Objective = Quote all of the data below exactly, please.

(Dataset listings of figures)
>>>>>

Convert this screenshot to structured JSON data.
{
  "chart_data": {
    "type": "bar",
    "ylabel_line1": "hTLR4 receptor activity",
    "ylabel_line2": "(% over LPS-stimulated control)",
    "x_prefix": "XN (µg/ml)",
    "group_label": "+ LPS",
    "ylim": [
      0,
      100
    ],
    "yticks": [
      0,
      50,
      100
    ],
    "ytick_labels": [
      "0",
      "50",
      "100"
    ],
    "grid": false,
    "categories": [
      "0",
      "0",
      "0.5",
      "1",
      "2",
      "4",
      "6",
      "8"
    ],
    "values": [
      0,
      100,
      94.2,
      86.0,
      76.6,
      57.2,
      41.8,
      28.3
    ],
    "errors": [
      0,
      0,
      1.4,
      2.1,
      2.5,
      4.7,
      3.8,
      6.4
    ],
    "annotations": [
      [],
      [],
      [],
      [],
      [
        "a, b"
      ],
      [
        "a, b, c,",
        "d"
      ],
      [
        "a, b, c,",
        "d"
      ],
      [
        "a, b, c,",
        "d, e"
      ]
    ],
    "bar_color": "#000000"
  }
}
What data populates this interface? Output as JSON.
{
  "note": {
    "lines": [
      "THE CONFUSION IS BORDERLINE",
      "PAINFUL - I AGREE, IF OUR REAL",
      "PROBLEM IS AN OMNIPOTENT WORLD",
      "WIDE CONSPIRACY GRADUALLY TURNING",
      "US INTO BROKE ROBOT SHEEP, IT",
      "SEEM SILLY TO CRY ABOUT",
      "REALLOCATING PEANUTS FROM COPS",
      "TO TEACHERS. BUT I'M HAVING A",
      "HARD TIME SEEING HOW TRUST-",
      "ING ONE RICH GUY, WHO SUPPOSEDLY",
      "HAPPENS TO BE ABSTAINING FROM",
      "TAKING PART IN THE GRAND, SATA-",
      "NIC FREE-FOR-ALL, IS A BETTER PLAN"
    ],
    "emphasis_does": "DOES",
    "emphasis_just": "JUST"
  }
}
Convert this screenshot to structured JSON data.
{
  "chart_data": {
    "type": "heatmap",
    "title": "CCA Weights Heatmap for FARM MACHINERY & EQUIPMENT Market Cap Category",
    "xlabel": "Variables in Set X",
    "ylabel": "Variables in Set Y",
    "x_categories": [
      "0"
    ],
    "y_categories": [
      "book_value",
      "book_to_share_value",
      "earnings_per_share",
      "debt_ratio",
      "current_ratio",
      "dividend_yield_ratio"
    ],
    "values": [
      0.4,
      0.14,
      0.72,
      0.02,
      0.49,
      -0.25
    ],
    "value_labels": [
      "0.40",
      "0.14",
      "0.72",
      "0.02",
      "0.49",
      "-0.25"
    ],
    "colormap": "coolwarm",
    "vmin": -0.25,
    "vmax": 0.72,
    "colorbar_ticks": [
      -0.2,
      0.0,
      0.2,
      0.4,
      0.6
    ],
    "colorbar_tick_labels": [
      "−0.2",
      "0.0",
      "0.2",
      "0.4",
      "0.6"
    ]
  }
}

<<<<<

Task solution =
Convert this screenshot to structured JSON data.
{
  "chart_data": {
    "type": "bar",
    "ylabel_line1": "hTLR4 receptor activity",
    "ylabel_line2": "(% over LPS-stimulated control)",
    "x_prefix": "XN (µg/ml)",
    "group_label": "+ LPS",
    "ylim": [
      0,
      100
    ],
    "yticks": [
      0,
      50,
      100
    ],
    "ytick_labels": [
      "0",
      "50",
      "100"
    ],
    "grid": false,
    "categories": [
      "0",
      "0",
      "0.5",
      "1",
      "2",
      "4",
      "6",
      "8"
    ],
    "values": [
      0,
      100,
      94.2,
      86.0,
      76.6,
      57.2,
      41.8,
      28.3
    ],
    "errors": [
      0,
      0,
      1.4,
      2.1,
      2.5,
      4.7,
      3.8,
      6.4
    ],
    "annotations": [
      [],
      [],
      [],
      [],
      [
        "a, b"
      ],
      [
        "a, b, c,",
        "d"
      ],
      [
        "a, b, c,",
        "d"
      ],
      [
        "a, b, c,",
        "d, e"
      ]
    ],
    "bar_color": "#000000"
  }
}
What data populates this interface? Output as JSON.
{
  "note": {
    "lines": [
      "THE CONFUSION IS BORDERLINE",
      "PAINFUL - I AGREE, IF OUR REAL",
      "PROBLEM IS AN OMNIPOTENT WORLD",
      "WIDE CONSPIRACY GRADUALLY TURNING",
      "US INTO BROKE ROBOT SHEEP, IT",
      "SEEM SILLY TO CRY ABOUT",
      "REALLOCATING PEANUTS FROM COPS",
      "TO TEACHERS. BUT I'M HAVING A",
      "HARD TIME SEEING HOW TRUST-",
      "ING ONE RICH GUY, WHO SUPPOSEDLY",
      "HAPPENS TO BE ABSTAINING FROM",
      "TAKING PART IN THE GRAND, SATA-",
      "NIC FREE-FOR-ALL, IS A BETTER PLAN"
    ],
    "emphasis_does": "DOES",
    "emphasis_just": "JUST"
  }
}
Convert this screenshot to structured JSON data.
{
  "chart_data": {
    "type": "heatmap",
    "title": "CCA Weights Heatmap for FARM MACHINERY & EQUIPMENT Market Cap Category",
    "xlabel": "Variables in Set X",
    "ylabel": "Variables in Set Y",
    "x_categories": [
      "0"
    ],
    "y_categories": [
      "book_value",
      "book_to_share_value",
      "earnings_per_share",
      "debt_ratio",
      "current_ratio",
      "dividend_yield_ratio"
    ],
    "values": [
      0.4,
      0.14,
      0.72,
      0.02,
      0.49,
      -0.25
    ],
    "value_labels": [
      "0.40",
      "0.14",
      "0.72",
      "0.02",
      "0.49",
      "-0.25"
    ],
    "colormap": "coolwarm",
    "vmin": -0.25,
    "vmax": 0.72,
    "colorbar_ticks": [
      -0.2,
      0.0,
      0.2,
      0.4,
      0.6
    ],
    "colorbar_tick_labels": [
      "−0.2",
      "0.0",
      "0.2",
      "0.4",
      "0.6"
    ]
  }
}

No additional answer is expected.